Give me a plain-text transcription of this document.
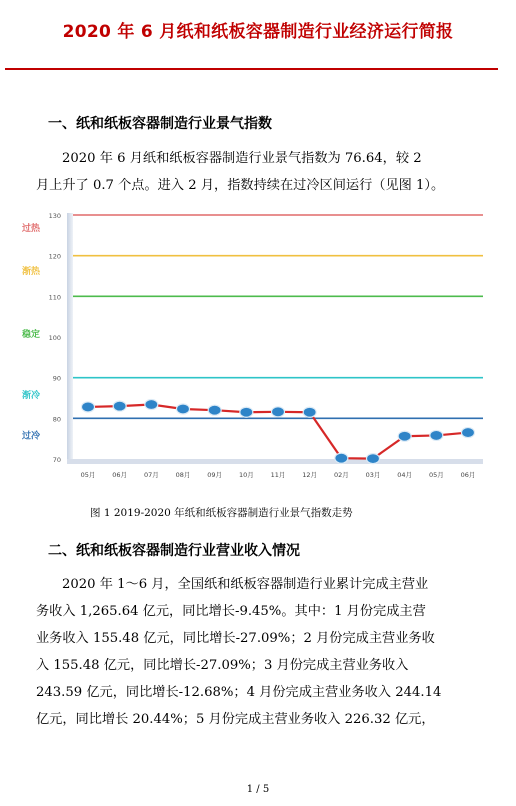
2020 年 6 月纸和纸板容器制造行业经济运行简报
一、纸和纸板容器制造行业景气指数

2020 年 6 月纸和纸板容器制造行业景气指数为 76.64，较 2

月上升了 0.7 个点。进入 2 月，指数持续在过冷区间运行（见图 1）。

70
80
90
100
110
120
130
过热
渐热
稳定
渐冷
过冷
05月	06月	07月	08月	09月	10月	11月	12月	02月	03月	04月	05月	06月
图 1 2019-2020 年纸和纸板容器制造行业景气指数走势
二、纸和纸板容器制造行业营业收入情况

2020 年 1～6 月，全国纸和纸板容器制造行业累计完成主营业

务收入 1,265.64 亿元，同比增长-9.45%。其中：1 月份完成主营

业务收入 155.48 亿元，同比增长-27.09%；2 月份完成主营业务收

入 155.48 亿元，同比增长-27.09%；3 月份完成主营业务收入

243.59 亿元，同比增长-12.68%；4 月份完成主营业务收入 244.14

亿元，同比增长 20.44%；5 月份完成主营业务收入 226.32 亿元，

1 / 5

▶ _Task brief_:
From start to finish, output the listing exactly, but omit its pictures.

▶ _Task answer_:
Give me a plain-text transcription of this document.
2020 年 6 月纸和纸板容器制造行业经济运行简报
一、纸和纸板容器制造行业景气指数

2020 年 6 月纸和纸板容器制造行业景气指数为 76.64，较 2

月上升了 0.7 个点。进入 2 月，指数持续在过冷区间运行（见图 1）。

70
80
90
100
110
120
130
过热
渐热
稳定
渐冷
过冷
05月	06月	07月	08月	09月	10月	11月	12月	02月	03月	04月	05月	06月
图 1 2019-2020 年纸和纸板容器制造行业景气指数走势
二、纸和纸板容器制造行业营业收入情况

2020 年 1～6 月，全国纸和纸板容器制造行业累计完成主营业

务收入 1,265.64 亿元，同比增长-9.45%。其中：1 月份完成主营

业务收入 155.48 亿元，同比增长-27.09%；2 月份完成主营业务收

入 155.48 亿元，同比增长-27.09%；3 月份完成主营业务收入

243.59 亿元，同比增长-12.68%；4 月份完成主营业务收入 244.14

亿元，同比增长 20.44%；5 月份完成主营业务收入 226.32 亿元，

1 / 5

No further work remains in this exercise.